Lines of data
★ ★ ★ ★
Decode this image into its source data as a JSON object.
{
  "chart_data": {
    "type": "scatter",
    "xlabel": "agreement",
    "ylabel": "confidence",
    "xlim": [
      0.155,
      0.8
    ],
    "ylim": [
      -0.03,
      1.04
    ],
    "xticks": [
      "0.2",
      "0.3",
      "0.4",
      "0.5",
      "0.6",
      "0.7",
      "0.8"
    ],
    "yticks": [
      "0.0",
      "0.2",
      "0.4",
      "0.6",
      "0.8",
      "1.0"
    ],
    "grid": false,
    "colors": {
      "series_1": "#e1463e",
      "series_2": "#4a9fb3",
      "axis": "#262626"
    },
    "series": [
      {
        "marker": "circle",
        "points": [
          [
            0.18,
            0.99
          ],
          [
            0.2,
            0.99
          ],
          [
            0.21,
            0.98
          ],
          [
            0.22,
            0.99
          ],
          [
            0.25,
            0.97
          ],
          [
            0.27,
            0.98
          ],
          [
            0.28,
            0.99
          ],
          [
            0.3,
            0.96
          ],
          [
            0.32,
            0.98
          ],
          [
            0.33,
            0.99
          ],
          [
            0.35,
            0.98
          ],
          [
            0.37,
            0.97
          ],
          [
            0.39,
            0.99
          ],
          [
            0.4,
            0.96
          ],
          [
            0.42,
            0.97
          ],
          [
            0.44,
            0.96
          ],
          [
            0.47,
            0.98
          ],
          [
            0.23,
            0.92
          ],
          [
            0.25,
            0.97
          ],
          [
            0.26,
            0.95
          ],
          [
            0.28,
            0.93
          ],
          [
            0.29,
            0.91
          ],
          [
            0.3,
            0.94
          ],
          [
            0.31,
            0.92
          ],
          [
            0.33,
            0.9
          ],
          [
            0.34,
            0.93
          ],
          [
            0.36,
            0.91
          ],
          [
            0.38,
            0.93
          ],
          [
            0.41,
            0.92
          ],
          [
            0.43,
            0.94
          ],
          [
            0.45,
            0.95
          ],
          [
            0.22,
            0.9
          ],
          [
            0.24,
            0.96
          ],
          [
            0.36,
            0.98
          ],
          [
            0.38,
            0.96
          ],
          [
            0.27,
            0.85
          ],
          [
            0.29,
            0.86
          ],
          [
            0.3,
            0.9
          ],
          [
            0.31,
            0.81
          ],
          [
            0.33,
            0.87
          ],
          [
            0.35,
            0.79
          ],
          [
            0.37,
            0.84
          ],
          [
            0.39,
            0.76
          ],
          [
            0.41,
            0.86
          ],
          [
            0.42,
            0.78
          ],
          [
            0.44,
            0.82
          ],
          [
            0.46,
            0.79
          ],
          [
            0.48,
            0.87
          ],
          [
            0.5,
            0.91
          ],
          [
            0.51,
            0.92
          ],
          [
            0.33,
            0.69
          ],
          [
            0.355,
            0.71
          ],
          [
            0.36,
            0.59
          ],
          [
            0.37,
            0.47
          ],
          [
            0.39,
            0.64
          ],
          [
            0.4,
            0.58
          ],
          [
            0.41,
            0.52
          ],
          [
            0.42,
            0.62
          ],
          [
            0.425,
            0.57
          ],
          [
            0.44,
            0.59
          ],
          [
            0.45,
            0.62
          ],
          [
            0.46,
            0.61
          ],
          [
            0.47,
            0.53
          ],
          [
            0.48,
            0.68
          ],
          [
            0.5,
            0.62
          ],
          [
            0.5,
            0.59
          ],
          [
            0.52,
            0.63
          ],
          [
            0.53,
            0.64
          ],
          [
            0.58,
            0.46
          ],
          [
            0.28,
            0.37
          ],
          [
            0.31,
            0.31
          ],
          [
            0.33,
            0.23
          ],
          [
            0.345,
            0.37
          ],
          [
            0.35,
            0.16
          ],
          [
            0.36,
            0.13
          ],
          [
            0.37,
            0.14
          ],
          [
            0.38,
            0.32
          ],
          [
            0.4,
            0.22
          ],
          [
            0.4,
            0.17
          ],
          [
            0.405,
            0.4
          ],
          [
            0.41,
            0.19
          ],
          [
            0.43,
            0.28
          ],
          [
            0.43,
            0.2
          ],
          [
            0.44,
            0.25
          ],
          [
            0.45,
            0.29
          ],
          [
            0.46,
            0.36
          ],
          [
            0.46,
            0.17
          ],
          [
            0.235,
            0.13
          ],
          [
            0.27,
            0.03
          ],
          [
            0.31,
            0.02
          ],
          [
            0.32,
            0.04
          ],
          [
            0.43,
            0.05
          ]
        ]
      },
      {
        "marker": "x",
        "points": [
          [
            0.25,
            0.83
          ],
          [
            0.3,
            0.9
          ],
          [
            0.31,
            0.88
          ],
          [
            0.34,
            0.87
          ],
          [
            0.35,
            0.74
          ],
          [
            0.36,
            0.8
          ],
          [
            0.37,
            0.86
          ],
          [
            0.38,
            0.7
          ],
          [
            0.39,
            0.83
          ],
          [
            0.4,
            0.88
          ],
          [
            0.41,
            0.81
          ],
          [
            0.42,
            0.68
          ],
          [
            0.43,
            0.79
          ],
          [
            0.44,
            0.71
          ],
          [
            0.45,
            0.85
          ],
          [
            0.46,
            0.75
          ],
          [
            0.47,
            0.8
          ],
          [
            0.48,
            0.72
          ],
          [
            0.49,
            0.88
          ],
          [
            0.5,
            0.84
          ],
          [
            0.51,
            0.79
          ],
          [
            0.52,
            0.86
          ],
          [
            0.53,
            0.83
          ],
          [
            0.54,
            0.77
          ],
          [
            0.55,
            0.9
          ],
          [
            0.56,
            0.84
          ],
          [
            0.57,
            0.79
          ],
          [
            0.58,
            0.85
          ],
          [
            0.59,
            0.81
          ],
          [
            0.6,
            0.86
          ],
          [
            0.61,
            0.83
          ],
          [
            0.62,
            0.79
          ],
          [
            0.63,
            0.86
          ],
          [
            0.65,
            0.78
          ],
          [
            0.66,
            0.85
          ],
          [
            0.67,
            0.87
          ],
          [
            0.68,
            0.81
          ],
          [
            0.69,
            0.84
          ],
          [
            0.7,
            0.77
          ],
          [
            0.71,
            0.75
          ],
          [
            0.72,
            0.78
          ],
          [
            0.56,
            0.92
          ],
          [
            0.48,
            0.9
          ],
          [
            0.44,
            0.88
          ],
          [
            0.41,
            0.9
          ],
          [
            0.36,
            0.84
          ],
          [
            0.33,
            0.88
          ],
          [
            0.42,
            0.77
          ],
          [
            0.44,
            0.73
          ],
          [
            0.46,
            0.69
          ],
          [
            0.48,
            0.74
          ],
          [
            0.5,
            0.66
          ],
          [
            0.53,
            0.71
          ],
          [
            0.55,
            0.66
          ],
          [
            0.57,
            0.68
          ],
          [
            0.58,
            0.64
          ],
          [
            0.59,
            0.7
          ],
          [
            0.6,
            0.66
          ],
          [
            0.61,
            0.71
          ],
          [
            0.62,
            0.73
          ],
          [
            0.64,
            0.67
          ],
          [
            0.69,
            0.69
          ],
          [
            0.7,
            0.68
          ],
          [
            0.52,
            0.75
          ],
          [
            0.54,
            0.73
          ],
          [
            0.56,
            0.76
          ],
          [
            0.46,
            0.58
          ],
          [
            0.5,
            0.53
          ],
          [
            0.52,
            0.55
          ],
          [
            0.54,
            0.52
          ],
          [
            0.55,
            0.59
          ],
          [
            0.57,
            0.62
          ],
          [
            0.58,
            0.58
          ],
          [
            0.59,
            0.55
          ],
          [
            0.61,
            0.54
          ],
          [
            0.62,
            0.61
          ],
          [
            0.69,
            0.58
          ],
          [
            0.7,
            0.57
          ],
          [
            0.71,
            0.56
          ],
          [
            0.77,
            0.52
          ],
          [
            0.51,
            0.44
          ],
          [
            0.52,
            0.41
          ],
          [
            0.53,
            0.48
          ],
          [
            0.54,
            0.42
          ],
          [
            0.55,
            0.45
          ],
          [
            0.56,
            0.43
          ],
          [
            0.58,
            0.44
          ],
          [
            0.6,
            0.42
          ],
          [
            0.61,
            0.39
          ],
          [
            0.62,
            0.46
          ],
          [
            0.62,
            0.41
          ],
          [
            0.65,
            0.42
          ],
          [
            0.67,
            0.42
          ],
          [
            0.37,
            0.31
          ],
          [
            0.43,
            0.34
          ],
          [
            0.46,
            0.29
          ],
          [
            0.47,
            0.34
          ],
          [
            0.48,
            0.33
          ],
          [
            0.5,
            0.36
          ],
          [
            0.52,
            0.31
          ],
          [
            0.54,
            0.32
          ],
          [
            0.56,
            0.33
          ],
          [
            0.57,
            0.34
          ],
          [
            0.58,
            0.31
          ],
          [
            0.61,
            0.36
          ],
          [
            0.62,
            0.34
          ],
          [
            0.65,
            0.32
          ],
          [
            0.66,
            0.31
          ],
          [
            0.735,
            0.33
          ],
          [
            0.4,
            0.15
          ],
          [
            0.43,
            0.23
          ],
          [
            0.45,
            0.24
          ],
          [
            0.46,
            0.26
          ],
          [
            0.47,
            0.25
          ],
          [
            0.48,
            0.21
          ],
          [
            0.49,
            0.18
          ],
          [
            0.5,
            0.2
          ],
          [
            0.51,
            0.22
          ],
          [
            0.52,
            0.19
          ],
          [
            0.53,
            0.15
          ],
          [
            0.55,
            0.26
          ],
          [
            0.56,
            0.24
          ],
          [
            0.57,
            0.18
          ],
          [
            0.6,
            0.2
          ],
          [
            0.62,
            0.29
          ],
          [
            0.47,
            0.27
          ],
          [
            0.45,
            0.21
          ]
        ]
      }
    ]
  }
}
★ ★ ★ ★
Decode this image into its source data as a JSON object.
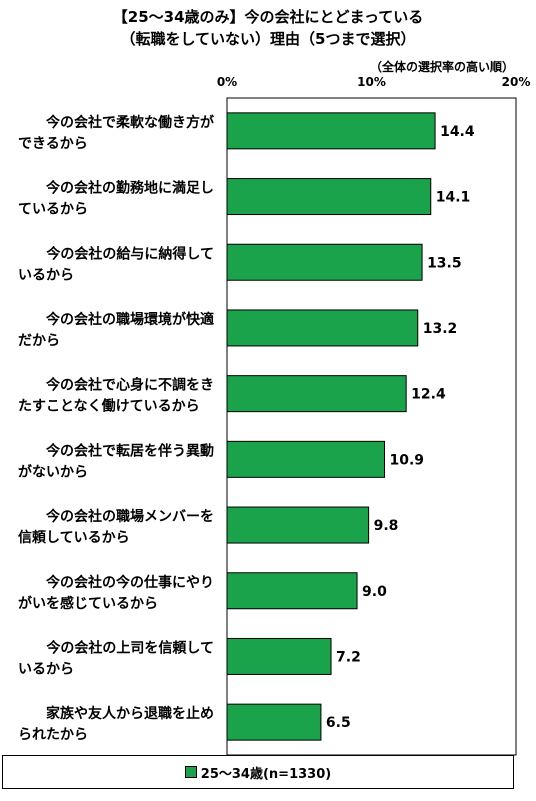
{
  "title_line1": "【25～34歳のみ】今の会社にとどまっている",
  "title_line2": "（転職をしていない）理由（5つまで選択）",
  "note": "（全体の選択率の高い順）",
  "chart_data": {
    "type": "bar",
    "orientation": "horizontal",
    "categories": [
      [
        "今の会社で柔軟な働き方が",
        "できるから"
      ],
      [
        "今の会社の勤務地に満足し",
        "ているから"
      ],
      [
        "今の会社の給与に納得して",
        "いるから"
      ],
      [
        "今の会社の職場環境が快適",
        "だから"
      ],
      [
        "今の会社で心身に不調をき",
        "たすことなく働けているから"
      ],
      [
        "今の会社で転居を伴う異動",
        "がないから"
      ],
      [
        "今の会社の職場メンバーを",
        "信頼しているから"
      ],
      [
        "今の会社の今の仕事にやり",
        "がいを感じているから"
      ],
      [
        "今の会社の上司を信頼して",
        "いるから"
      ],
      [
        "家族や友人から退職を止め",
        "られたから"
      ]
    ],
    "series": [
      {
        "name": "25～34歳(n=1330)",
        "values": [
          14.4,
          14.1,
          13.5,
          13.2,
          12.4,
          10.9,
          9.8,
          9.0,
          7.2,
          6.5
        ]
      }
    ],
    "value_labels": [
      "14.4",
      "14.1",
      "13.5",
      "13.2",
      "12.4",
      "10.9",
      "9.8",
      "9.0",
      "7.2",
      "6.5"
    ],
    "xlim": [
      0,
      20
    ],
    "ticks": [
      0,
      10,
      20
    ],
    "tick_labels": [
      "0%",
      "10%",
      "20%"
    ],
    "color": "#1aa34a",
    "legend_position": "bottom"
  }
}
★ ★ ★ ★
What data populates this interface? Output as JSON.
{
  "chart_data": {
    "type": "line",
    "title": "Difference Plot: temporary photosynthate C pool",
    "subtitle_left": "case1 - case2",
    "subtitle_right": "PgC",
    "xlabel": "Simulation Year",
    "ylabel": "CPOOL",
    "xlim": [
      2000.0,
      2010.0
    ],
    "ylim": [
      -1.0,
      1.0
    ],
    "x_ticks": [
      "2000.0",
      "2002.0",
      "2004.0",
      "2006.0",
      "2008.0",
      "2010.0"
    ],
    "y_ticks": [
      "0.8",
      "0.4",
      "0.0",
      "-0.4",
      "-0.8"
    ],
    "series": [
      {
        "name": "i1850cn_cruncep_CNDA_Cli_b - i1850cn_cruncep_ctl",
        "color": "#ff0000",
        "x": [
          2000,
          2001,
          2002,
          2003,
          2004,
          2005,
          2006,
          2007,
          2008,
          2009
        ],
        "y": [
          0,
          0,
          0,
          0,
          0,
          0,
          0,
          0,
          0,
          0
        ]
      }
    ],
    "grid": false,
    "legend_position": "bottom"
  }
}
★ ★ ★ ★
Among the entries above, identify all lines with "name" and copy them.

Worked answer
        "name": "25～34歳(n=1330)",
        "name": "i1850cn_cruncep_CNDA_Cli_b - i1850cn_cruncep_ctl",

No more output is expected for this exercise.